- [TESTO DELL'ESERCIZIO]
****************

21 settembre 2016

Meningite, il caso di Bebe Vio

Cosa unisce Paralimpiadi, vaccini e meningite? La fotografia. O meglio, un progetto fotografico, realizzato da Anne Geddes per la campagna di GSK “Win for meningitis”, per sensibilizzare l’opinione pubblica sull’importanza della vaccinazione per sconfiggere una malattia che ogni anno colpisce oltre mille persone in Italia e 500mila nel mondo, con tassi di mortalità che vanno […]

Cosa unisce Paralimpiadi, vaccini e meningite? La fotografia. O meglio, un progetto fotografico, realizzato da Anne Geddes per la campagna di GSK “Win for meningitis”, per sensibilizzare l’opinione pubblica sull’importanza della vaccinazione per sconfiggere una malattia che ogni anno colpisce oltre mille persone in Italia e 500mila nel mondo, con tassi di mortalità che vanno dall’8 al 14% e superano il 50 nei casi in cui non vengano prestate cure adeguate.

I protagonisti del progetto sono alcuni tra i migliori atleti che si sono esibiti durante le Paralimpiadi appena terminate in Brasile. Sulle loro gambe, bambini provenienti da ogni angolo del mondo. I bambini sono tra le principali vittime dei batteri e virus che provocano la meningite.

Tra gli atleti fotografati c’è anche Bebe Vio, la 19enne atleta italiana colpita proprio da meningite nel 2008, quando di anni ne aveva solo 11. A causa della malattia le furono amputate sia gli avambracci che le gambe, ma questo non le ha impedito di vincere l’oro olimpico nel fioretto a Rio de Janeiro.

****************

- [COMPITO A]
Riassumi il testo in due frasi.
- [COMPITO B]
Trascrivi dal testo il passo che comincia con “21 settembre 2016” e prosegue fino a “prestate cure adeguate.”.
- [COMPITO C]
Secondo il testo, in che anno Bebe Vio si è ammalata di meningite?

Dati per il riconoscimento della struttura del documento
****************

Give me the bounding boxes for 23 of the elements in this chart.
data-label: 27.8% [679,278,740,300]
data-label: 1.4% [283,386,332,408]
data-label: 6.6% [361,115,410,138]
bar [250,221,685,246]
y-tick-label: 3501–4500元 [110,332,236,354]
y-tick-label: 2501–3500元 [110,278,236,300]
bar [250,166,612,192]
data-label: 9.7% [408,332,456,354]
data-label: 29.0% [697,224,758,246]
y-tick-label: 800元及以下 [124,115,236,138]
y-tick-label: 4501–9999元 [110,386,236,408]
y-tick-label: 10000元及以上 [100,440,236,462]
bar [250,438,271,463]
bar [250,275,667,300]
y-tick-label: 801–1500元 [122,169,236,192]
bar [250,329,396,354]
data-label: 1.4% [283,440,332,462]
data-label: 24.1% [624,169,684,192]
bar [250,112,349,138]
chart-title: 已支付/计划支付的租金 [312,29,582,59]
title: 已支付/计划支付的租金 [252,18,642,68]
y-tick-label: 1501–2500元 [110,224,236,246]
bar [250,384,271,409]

****************

- [RISPOSTA ATTESA A]
Anne Geddes ha realizzato un progetto fotografico per la campagna di GSK “Win for meningitis”, per far capire quanto conta la vaccinazione contro la meningite, che ogni anno colpisce oltre mille persone in Italia e 500mila nel mondo. Tra gli atleti delle Paralimpiadi fotografati c'è Bebe Vio, colpita dalla meningite nel 2008 a 11 anni: ha perso avambracci e gambe, ma ha vinto l'oro nel fioretto a Rio de Janeiro.

- [RISPOSTA ATTESA B]
21 settembre 2016

Meningite, il caso di Bebe Vio

Cosa unisce Paralimpiadi, vaccini e meningite? La fotografia. O meglio, un progetto fotografico, realizzato da Anne Geddes per la campagna di GSK “Win for meningitis”, per sensibilizzare l’opinione pubblica sull’importanza della vaccinazione per sconfiggere una malattia che ogni anno colpisce oltre mille persone in Italia e 500mila nel mondo, con tassi di mortalità che vanno […]

Cosa unisce Paralimpiadi, vaccini e meningite? La fotografia. O meglio, un progetto fotografico, realizzato da Anne Geddes per la campagna di GSK “Win for meningitis”, per sensibilizzare l’opinione pubblica sull’importanza della vaccinazione per sconfiggere una malattia che ogni anno colpisce oltre mille persone in Italia e 500mila nel mondo, con tassi di mortalità che vanno dall’8 al 14% e superano il 50 nei casi in cui non vengano prestate cure adeguate.

- [RISPOSTA ATTESA C]
Nel 2008.